From the listing below, pull out every line where the string "Sheriff" appears.

» RECORDS TO USE:
__________
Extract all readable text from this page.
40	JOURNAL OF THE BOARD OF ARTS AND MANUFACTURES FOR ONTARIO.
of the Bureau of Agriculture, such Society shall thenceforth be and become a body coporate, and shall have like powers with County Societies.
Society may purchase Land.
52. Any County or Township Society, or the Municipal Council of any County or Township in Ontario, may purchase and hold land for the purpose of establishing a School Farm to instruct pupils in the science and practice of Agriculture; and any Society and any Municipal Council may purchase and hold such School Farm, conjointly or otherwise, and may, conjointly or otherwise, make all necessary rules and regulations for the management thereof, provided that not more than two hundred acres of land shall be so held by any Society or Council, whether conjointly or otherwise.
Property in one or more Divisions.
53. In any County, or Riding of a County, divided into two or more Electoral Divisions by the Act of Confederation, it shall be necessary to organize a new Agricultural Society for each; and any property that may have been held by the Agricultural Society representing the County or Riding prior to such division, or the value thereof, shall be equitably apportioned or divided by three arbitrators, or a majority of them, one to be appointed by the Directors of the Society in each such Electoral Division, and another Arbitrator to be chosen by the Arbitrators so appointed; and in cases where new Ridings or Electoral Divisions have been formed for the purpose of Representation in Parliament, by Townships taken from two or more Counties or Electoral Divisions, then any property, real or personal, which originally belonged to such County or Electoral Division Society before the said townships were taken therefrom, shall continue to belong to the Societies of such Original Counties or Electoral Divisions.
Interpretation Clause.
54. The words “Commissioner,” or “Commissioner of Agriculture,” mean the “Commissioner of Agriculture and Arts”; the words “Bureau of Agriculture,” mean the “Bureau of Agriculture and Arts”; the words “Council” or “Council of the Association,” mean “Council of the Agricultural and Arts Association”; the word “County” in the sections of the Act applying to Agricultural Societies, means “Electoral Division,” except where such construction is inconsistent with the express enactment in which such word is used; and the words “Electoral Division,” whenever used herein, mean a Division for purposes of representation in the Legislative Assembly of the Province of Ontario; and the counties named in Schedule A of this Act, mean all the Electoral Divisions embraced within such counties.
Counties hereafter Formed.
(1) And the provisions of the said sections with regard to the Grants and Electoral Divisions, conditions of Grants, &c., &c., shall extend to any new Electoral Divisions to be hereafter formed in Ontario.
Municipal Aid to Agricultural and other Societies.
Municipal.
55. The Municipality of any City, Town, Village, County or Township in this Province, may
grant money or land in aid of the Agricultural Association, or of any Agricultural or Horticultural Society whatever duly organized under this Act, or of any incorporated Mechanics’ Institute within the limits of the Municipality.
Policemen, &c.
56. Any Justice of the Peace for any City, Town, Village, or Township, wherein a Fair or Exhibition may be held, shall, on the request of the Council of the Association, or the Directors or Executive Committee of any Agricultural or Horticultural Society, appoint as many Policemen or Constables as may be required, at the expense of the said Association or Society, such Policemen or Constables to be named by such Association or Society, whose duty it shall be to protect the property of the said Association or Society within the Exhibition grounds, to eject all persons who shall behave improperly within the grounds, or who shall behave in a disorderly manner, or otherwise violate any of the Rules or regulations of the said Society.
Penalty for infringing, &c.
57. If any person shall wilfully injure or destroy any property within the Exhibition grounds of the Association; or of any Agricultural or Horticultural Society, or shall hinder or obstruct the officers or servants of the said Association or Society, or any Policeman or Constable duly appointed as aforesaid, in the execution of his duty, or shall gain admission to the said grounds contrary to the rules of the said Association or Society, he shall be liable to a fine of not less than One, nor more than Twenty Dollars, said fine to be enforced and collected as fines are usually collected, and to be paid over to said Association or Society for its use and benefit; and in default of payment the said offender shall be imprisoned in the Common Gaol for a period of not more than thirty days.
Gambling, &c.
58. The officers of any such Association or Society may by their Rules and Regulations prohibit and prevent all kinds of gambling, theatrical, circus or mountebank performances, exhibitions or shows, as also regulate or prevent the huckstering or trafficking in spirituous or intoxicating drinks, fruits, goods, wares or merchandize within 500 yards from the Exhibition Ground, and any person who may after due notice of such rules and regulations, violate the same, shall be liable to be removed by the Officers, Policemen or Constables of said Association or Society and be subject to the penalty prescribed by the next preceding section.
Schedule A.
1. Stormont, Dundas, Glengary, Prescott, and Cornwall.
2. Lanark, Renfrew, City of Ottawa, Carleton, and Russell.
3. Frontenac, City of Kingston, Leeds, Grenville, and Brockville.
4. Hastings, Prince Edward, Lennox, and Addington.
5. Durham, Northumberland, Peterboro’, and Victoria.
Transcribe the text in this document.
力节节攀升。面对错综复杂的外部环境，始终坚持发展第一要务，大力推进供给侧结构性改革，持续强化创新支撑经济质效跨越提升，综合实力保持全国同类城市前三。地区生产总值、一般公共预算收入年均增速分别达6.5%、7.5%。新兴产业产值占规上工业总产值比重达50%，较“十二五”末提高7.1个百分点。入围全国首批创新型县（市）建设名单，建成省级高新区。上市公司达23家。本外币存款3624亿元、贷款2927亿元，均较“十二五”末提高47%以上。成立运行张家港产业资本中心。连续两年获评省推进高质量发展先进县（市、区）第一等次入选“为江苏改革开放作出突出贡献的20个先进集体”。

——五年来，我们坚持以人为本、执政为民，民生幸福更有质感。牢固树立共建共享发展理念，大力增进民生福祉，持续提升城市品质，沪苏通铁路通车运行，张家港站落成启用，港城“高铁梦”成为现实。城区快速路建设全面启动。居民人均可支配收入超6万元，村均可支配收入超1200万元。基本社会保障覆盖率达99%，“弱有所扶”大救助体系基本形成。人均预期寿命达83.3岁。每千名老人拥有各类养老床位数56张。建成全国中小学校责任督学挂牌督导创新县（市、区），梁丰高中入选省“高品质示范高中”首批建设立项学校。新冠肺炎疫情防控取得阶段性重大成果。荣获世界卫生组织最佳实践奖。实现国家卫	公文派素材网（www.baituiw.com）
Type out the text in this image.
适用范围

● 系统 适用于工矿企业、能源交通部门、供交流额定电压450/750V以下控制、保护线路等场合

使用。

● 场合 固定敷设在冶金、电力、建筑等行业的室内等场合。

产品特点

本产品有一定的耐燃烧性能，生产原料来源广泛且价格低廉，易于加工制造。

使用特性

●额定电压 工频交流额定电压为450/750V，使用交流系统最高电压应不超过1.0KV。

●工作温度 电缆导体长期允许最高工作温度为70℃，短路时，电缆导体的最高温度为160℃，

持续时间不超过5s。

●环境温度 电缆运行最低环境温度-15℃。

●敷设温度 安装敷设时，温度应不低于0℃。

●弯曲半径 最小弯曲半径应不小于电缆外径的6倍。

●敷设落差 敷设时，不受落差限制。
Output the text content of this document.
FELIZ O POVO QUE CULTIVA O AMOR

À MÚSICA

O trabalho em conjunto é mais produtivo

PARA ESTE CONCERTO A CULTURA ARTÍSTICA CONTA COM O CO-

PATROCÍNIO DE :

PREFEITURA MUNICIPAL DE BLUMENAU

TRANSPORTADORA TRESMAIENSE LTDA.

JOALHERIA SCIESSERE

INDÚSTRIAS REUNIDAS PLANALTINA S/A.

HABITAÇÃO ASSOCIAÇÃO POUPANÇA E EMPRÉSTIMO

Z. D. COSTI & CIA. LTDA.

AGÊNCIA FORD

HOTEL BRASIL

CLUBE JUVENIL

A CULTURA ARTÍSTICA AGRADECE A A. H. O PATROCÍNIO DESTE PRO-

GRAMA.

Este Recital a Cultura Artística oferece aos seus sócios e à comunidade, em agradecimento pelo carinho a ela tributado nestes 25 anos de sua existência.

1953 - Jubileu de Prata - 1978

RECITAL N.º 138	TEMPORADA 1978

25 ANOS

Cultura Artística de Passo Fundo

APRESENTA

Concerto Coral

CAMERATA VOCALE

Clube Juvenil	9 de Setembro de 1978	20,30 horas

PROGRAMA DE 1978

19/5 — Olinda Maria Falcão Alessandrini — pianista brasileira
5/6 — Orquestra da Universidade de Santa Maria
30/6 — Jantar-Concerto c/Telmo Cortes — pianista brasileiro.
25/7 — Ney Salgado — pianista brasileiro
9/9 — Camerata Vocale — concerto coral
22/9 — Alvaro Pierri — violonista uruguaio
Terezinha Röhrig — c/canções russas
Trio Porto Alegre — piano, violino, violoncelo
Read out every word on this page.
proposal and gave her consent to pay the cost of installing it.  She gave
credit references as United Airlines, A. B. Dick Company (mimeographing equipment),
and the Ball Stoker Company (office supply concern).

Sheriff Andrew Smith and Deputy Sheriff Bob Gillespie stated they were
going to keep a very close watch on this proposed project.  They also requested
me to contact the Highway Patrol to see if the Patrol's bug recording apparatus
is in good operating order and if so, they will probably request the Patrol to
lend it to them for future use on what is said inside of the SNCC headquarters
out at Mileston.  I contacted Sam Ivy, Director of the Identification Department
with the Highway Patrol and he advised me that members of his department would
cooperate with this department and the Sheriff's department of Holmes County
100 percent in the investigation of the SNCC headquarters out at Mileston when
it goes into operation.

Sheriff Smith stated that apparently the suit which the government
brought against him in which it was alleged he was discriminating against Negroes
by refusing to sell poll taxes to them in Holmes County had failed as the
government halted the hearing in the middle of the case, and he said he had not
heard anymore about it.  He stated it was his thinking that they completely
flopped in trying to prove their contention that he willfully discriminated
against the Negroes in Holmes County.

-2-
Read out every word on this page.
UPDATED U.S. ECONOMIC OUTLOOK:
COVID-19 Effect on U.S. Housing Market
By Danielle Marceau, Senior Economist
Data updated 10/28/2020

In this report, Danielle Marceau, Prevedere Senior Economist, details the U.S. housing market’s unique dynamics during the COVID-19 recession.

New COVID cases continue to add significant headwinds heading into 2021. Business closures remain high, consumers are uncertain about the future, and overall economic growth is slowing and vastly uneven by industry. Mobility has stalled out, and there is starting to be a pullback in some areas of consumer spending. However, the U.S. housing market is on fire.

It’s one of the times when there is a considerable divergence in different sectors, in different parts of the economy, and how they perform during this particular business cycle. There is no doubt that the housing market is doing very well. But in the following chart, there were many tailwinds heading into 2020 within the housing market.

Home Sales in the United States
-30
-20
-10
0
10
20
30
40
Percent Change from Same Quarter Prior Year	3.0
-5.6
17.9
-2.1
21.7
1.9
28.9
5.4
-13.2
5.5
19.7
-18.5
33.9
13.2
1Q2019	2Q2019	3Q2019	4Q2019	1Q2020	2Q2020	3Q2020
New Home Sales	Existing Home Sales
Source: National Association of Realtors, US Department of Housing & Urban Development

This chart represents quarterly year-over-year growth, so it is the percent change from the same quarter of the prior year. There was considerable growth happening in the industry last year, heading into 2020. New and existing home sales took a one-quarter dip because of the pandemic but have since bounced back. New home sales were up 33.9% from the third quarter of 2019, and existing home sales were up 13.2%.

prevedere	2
__________
» ANSWER TO THE TASK:
Sheriff Andrew Smith and Deputy Sheriff Bob Gillespie stated they were
cooperate with this department and the Sheriff's department of Holmes County
Sheriff Smith stated that apparently the suit which the government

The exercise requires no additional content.